▸ What this task involves
Reproduce every entry below precisely; do not include the pictures.

▸ Data shown
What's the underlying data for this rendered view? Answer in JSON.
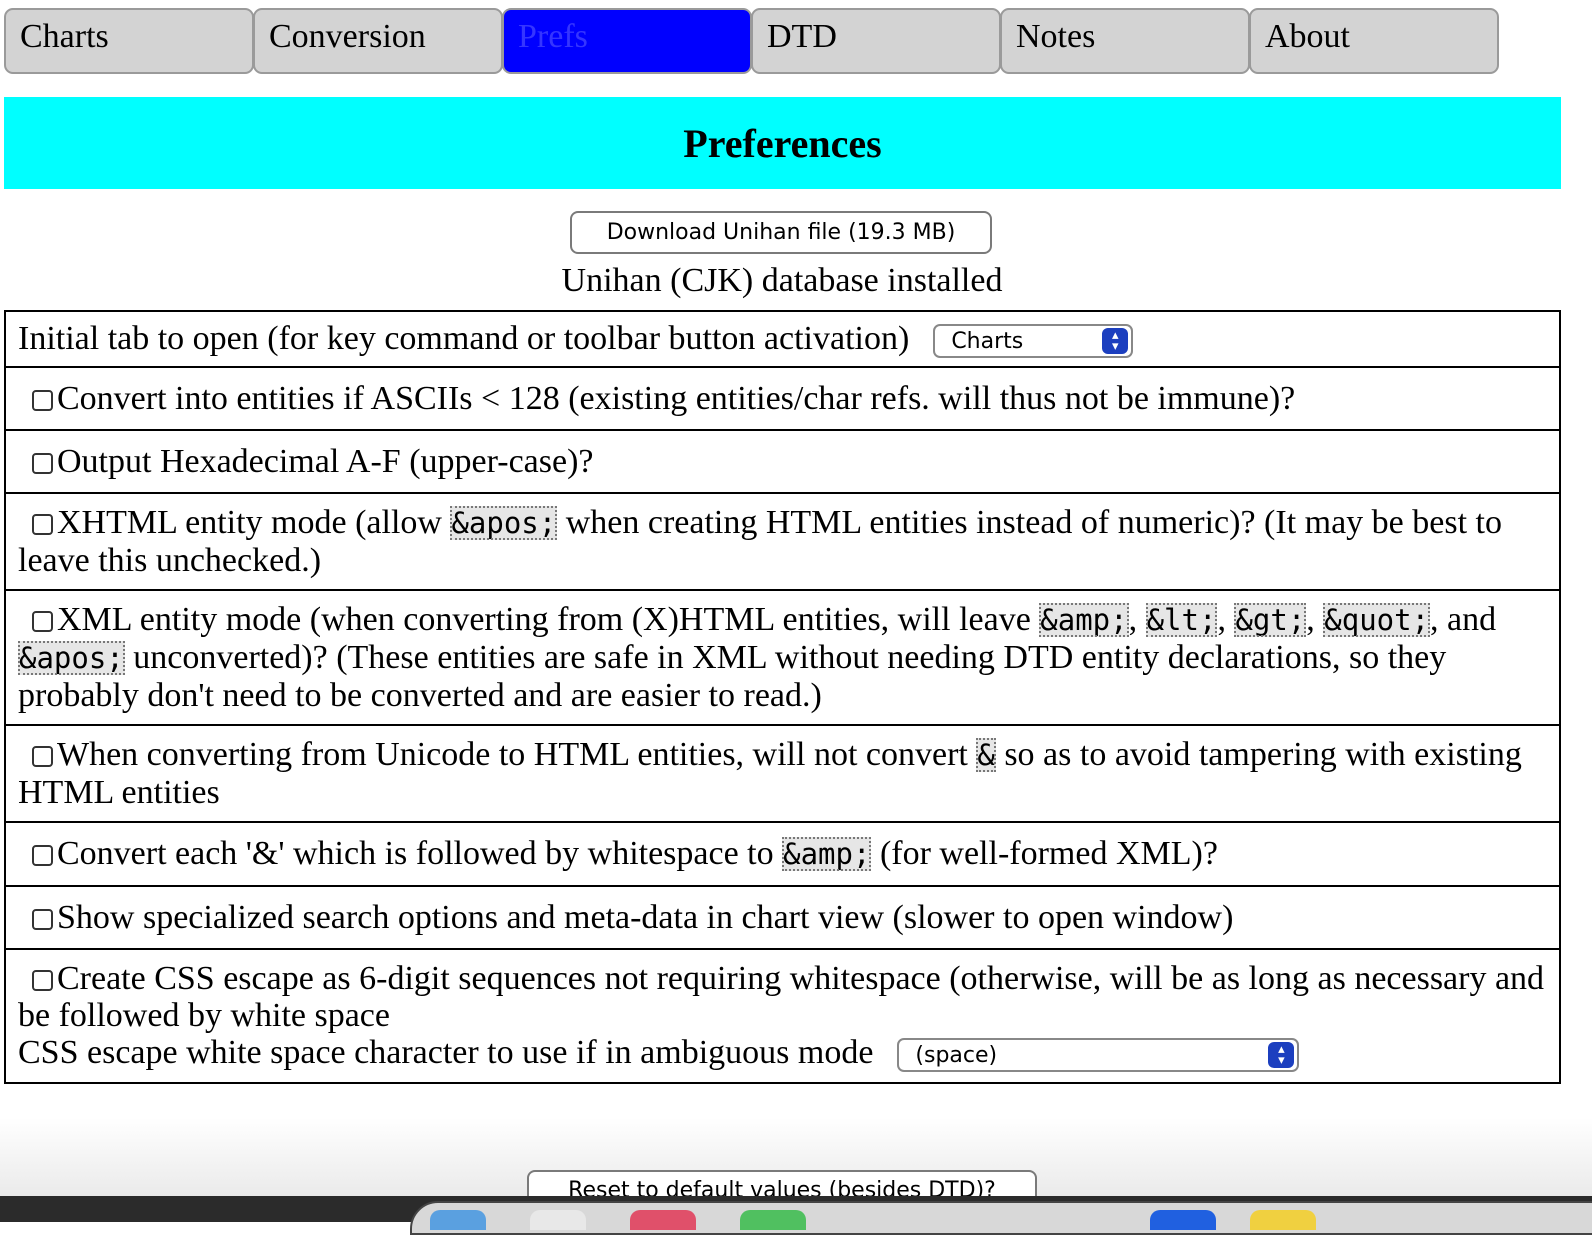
{
  "tabs": [
    {
      "label": "Charts",
      "active": false
    },
    {
      "label": "Conversion",
      "active": false
    },
    {
      "label": "Prefs",
      "active": true
    },
    {
      "label": "DTD",
      "active": false
    },
    {
      "label": "Notes",
      "active": false
    },
    {
      "label": "About",
      "active": false
    }
  ],
  "banner": {
    "title": "Preferences"
  },
  "download_button": "Download Unihan file (19.3 MB)",
  "status_text": "Unihan (CJK) database installed",
  "rows": {
    "initial_tab": {
      "label": "Initial tab to open (for key command or toolbar button activation)",
      "selected": "Charts"
    },
    "ascii": "Convert into entities if ASCIIs < 128 (existing entities/char refs. will thus not be immune)?",
    "hex": "Output Hexadecimal A-F (upper-case)?",
    "xhtml": {
      "pre": "XHTML entity mode (allow ",
      "code": "&apos;",
      "post": " when creating HTML entities instead of numeric)? (It may be best to leave this unchecked.)"
    },
    "xml": {
      "pre": "XML entity mode (when converting from (X)HTML entities, will leave ",
      "codes": [
        "&amp;",
        "&lt;",
        "&gt;",
        "&quot;",
        "&apos;"
      ],
      "sep": ", ",
      "sep_last": ", and ",
      "post": " unconverted)? (These entities are safe in XML without needing DTD entity declarations, so they probably don't need to be converted and are easier to read.)"
    },
    "unicode": {
      "pre": "When converting from Unicode to HTML entities, will not convert ",
      "code": "&",
      "post": " so as to avoid tampering with existing HTML entities"
    },
    "amp": {
      "pre": "Convert each '&' which is followed by whitespace to ",
      "code": "&amp;",
      "post": " (for well-formed XML)?"
    },
    "search": "Show specialized search options and meta-data in chart view (slower to open window)",
    "css": {
      "label": "Create CSS escape as 6-digit sequences not requiring whitespace (otherwise, will be as long as necessary and be followed by white space",
      "ws_label": "CSS escape white space character to use if in ambiguous mode",
      "ws_selected": "(space)"
    }
  },
  "reset_button": "Reset to default values (besides DTD)?",
  "icons": {
    "checkbox": "checkbox-icon",
    "select_arrows": "select-arrows-icon"
  }
}
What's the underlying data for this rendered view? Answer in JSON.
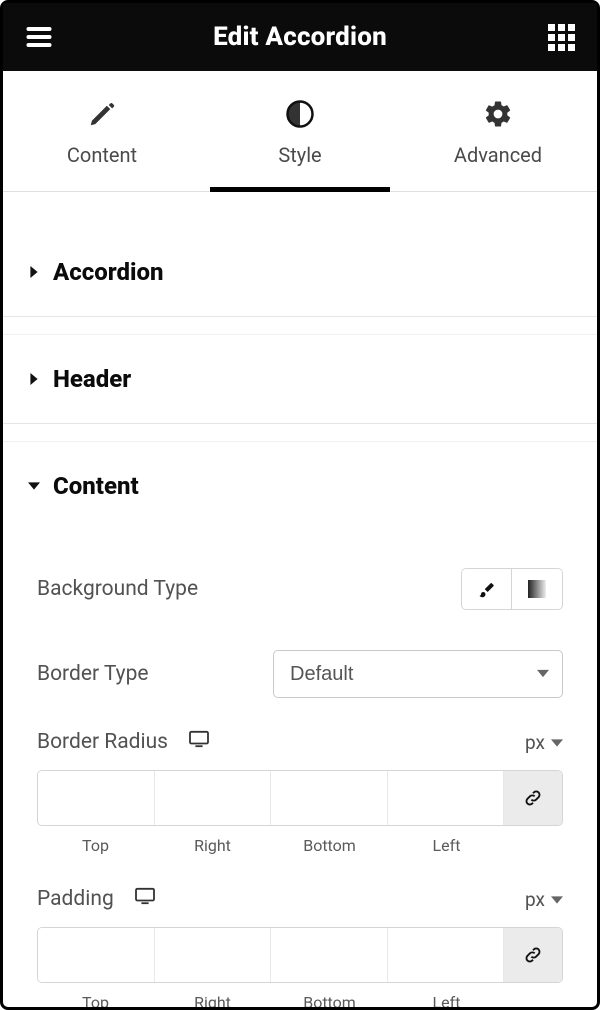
{
  "header": {
    "title": "Edit Accordion"
  },
  "tabs": {
    "content": "Content",
    "style": "Style",
    "advanced": "Advanced",
    "active": "style"
  },
  "sections": {
    "accordion": {
      "title": "Accordion"
    },
    "headerSec": {
      "title": "Header"
    },
    "contentSec": {
      "title": "Content"
    }
  },
  "controls": {
    "backgroundType": {
      "label": "Background Type"
    },
    "borderType": {
      "label": "Border Type",
      "value": "Default"
    },
    "borderRadius": {
      "label": "Border Radius",
      "unit": "px",
      "sides": {
        "top": "Top",
        "right": "Right",
        "bottom": "Bottom",
        "left": "Left"
      }
    },
    "padding": {
      "label": "Padding",
      "unit": "px",
      "sides": {
        "top": "Top",
        "right": "Right",
        "bottom": "Bottom",
        "left": "Left"
      }
    }
  }
}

▸ Written answer
What's the underlying data for this rendered view? Answer in JSON.
{
  "tabs": [
    {
      "label": "Charts",
      "active": false
    },
    {
      "label": "Conversion",
      "active": false
    },
    {
      "label": "Prefs",
      "active": true
    },
    {
      "label": "DTD",
      "active": false
    },
    {
      "label": "Notes",
      "active": false
    },
    {
      "label": "About",
      "active": false
    }
  ],
  "banner": {
    "title": "Preferences"
  },
  "download_button": "Download Unihan file (19.3 MB)",
  "status_text": "Unihan (CJK) database installed",
  "rows": {
    "initial_tab": {
      "label": "Initial tab to open (for key command or toolbar button activation)",
      "selected": "Charts"
    },
    "ascii": "Convert into entities if ASCIIs < 128 (existing entities/char refs. will thus not be immune)?",
    "hex": "Output Hexadecimal A-F (upper-case)?",
    "xhtml": {
      "pre": "XHTML entity mode (allow ",
      "code": "&apos;",
      "post": " when creating HTML entities instead of numeric)? (It may be best to leave this unchecked.)"
    },
    "xml": {
      "pre": "XML entity mode (when converting from (X)HTML entities, will leave ",
      "codes": [
        "&amp;",
        "&lt;",
        "&gt;",
        "&quot;",
        "&apos;"
      ],
      "sep": ", ",
      "sep_last": ", and ",
      "post": " unconverted)? (These entities are safe in XML without needing DTD entity declarations, so they probably don't need to be converted and are easier to read.)"
    },
    "unicode": {
      "pre": "When converting from Unicode to HTML entities, will not convert ",
      "code": "&",
      "post": " so as to avoid tampering with existing HTML entities"
    },
    "amp": {
      "pre": "Convert each '&' which is followed by whitespace to ",
      "code": "&amp;",
      "post": " (for well-formed XML)?"
    },
    "search": "Show specialized search options and meta-data in chart view (slower to open window)",
    "css": {
      "label": "Create CSS escape as 6-digit sequences not requiring whitespace (otherwise, will be as long as necessary and be followed by white space",
      "ws_label": "CSS escape white space character to use if in ambiguous mode",
      "ws_selected": "(space)"
    }
  },
  "reset_button": "Reset to default values (besides DTD)?",
  "icons": {
    "checkbox": "checkbox-icon",
    "select_arrows": "select-arrows-icon"
  }
}
What's the underlying data for this rendered view? Answer in JSON.
{
  "header": {
    "title": "Edit Accordion"
  },
  "tabs": {
    "content": "Content",
    "style": "Style",
    "advanced": "Advanced",
    "active": "style"
  },
  "sections": {
    "accordion": {
      "title": "Accordion"
    },
    "headerSec": {
      "title": "Header"
    },
    "contentSec": {
      "title": "Content"
    }
  },
  "controls": {
    "backgroundType": {
      "label": "Background Type"
    },
    "borderType": {
      "label": "Border Type",
      "value": "Default"
    },
    "borderRadius": {
      "label": "Border Radius",
      "unit": "px",
      "sides": {
        "top": "Top",
        "right": "Right",
        "bottom": "Bottom",
        "left": "Left"
      }
    },
    "padding": {
      "label": "Padding",
      "unit": "px",
      "sides": {
        "top": "Top",
        "right": "Right",
        "bottom": "Bottom",
        "left": "Left"
      }
    }
  }
}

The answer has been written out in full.